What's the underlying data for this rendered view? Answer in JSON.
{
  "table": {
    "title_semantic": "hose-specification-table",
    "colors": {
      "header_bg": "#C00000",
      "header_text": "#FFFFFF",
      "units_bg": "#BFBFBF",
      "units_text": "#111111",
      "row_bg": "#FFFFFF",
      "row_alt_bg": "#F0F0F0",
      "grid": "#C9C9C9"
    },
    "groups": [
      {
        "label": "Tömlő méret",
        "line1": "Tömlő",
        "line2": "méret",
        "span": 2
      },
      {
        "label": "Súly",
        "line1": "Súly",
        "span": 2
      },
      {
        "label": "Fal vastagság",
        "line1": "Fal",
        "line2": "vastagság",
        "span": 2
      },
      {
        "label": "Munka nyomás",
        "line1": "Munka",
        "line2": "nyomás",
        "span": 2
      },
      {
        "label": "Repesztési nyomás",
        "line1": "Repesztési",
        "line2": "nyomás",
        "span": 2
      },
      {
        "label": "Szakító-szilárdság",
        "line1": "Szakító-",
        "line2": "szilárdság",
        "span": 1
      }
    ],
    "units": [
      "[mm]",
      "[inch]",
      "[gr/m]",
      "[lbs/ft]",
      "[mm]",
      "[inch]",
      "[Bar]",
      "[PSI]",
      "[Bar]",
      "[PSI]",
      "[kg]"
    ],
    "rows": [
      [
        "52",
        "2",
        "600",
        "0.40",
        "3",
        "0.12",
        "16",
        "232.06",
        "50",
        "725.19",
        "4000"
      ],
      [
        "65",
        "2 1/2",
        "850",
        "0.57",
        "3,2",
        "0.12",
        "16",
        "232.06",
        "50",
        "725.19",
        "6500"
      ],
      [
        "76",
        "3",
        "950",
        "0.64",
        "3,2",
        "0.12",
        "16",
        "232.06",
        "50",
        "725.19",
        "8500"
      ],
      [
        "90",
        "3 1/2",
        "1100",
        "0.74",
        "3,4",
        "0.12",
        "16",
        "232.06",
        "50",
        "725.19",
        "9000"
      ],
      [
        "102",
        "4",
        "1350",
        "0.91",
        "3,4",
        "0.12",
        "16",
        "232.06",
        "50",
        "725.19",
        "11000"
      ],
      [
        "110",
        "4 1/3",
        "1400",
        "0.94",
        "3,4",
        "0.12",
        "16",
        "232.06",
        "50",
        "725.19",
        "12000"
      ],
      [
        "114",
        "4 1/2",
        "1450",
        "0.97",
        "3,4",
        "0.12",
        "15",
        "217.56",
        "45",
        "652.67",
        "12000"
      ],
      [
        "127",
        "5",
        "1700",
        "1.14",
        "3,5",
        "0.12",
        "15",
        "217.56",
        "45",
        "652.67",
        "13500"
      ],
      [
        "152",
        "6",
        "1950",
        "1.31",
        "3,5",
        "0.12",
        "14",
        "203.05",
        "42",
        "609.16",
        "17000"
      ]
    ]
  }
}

__Instructions to follow__:
Exactly reproduce all of the entries.

__Finished task__:
What's the underlying data for this rendered view? Answer in JSON.
{
  "table": {
    "title_semantic": "hose-specification-table",
    "colors": {
      "header_bg": "#C00000",
      "header_text": "#FFFFFF",
      "units_bg": "#BFBFBF",
      "units_text": "#111111",
      "row_bg": "#FFFFFF",
      "row_alt_bg": "#F0F0F0",
      "grid": "#C9C9C9"
    },
    "groups": [
      {
        "label": "Tömlő méret",
        "line1": "Tömlő",
        "line2": "méret",
        "span": 2
      },
      {
        "label": "Súly",
        "line1": "Súly",
        "span": 2
      },
      {
        "label": "Fal vastagság",
        "line1": "Fal",
        "line2": "vastagság",
        "span": 2
      },
      {
        "label": "Munka nyomás",
        "line1": "Munka",
        "line2": "nyomás",
        "span": 2
      },
      {
        "label": "Repesztési nyomás",
        "line1": "Repesztési",
        "line2": "nyomás",
        "span": 2
      },
      {
        "label": "Szakító-szilárdság",
        "line1": "Szakító-",
        "line2": "szilárdság",
        "span": 1
      }
    ],
    "units": [
      "[mm]",
      "[inch]",
      "[gr/m]",
      "[lbs/ft]",
      "[mm]",
      "[inch]",
      "[Bar]",
      "[PSI]",
      "[Bar]",
      "[PSI]",
      "[kg]"
    ],
    "rows": [
      [
        "52",
        "2",
        "600",
        "0.40",
        "3",
        "0.12",
        "16",
        "232.06",
        "50",
        "725.19",
        "4000"
      ],
      [
        "65",
        "2 1/2",
        "850",
        "0.57",
        "3,2",
        "0.12",
        "16",
        "232.06",
        "50",
        "725.19",
        "6500"
      ],
      [
        "76",
        "3",
        "950",
        "0.64",
        "3,2",
        "0.12",
        "16",
        "232.06",
        "50",
        "725.19",
        "8500"
      ],
      [
        "90",
        "3 1/2",
        "1100",
        "0.74",
        "3,4",
        "0.12",
        "16",
        "232.06",
        "50",
        "725.19",
        "9000"
      ],
      [
        "102",
        "4",
        "1350",
        "0.91",
        "3,4",
        "0.12",
        "16",
        "232.06",
        "50",
        "725.19",
        "11000"
      ],
      [
        "110",
        "4 1/3",
        "1400",
        "0.94",
        "3,4",
        "0.12",
        "16",
        "232.06",
        "50",
        "725.19",
        "12000"
      ],
      [
        "114",
        "4 1/2",
        "1450",
        "0.97",
        "3,4",
        "0.12",
        "15",
        "217.56",
        "45",
        "652.67",
        "12000"
      ],
      [
        "127",
        "5",
        "1700",
        "1.14",
        "3,5",
        "0.12",
        "15",
        "217.56",
        "45",
        "652.67",
        "13500"
      ],
      [
        "152",
        "6",
        "1950",
        "1.31",
        "3,5",
        "0.12",
        "14",
        "203.05",
        "42",
        "609.16",
        "17000"
      ]
    ]
  }
}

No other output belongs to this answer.